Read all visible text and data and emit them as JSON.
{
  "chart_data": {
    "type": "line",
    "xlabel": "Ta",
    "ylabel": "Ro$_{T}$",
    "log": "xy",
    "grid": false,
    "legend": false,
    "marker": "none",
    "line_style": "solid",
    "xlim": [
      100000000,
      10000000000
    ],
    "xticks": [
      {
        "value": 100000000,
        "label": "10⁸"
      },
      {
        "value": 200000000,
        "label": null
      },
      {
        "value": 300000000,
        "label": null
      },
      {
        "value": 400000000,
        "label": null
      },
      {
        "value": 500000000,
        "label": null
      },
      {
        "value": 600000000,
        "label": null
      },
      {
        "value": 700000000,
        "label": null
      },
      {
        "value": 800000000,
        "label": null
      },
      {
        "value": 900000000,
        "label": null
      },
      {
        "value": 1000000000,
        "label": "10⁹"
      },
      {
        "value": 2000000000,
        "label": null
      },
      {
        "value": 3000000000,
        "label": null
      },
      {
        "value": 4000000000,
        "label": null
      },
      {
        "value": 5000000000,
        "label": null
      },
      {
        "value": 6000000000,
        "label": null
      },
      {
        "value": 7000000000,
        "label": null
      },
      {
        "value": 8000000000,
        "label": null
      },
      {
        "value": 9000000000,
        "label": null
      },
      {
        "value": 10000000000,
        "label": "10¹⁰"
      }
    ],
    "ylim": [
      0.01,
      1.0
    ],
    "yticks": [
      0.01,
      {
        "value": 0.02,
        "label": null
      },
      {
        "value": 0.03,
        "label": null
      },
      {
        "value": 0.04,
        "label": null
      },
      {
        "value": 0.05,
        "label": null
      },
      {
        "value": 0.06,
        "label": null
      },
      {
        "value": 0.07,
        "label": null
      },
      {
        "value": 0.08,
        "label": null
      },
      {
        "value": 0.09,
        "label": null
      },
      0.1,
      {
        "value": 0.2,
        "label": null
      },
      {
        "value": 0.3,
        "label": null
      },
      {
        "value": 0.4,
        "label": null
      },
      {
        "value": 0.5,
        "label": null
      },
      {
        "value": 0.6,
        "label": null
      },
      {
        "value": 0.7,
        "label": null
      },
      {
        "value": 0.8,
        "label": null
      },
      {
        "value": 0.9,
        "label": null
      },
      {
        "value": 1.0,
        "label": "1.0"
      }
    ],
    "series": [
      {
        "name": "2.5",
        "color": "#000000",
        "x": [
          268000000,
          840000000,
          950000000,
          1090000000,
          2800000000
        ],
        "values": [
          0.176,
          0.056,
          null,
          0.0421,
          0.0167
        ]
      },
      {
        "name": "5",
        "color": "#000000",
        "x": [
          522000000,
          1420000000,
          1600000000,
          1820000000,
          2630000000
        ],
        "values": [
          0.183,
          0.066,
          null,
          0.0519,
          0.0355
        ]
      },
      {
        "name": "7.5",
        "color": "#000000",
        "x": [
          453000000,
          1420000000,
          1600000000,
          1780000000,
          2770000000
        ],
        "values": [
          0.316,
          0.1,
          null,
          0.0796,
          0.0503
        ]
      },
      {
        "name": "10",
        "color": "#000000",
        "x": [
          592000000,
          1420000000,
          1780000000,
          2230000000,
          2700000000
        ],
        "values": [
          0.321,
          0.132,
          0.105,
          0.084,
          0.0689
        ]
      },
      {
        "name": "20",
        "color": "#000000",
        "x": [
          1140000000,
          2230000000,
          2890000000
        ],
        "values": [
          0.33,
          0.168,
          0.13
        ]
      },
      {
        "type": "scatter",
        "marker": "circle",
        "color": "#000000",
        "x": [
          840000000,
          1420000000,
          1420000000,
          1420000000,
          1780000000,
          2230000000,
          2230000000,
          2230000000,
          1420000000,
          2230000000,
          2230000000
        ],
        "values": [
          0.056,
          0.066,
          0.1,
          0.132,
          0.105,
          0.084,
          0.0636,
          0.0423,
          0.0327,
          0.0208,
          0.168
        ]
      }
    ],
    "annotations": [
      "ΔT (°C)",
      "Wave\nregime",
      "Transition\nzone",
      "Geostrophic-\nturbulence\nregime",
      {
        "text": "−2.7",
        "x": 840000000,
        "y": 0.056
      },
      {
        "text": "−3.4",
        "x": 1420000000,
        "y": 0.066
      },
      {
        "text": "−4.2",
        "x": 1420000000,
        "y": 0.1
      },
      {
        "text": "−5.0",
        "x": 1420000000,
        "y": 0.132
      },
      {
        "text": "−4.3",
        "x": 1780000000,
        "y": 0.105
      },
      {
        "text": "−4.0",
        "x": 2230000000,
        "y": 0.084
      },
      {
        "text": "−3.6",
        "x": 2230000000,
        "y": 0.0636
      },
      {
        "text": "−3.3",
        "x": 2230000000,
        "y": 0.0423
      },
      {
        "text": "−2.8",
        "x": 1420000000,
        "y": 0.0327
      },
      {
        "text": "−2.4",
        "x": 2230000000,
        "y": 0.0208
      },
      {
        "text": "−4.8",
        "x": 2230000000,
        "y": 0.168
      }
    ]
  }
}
...
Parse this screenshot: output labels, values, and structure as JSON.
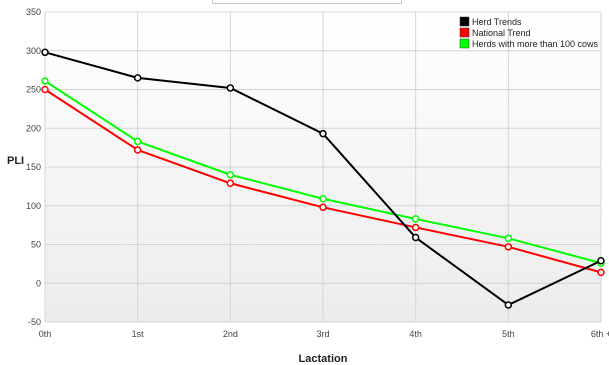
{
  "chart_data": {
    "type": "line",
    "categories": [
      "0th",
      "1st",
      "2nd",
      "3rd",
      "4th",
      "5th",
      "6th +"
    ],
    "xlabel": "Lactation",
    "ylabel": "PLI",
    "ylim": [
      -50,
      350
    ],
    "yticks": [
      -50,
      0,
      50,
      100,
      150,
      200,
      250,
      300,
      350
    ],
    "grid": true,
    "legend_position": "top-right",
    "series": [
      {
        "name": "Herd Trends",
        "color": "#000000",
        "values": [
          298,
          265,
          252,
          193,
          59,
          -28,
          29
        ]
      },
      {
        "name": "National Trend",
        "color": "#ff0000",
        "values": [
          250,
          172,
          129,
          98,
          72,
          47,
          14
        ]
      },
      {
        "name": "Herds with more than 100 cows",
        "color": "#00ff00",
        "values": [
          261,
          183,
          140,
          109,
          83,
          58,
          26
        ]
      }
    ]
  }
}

*Brief:*
Count each line of the entries that holds the word "nregime", then state the total and nothing more.

*Full solution:*
2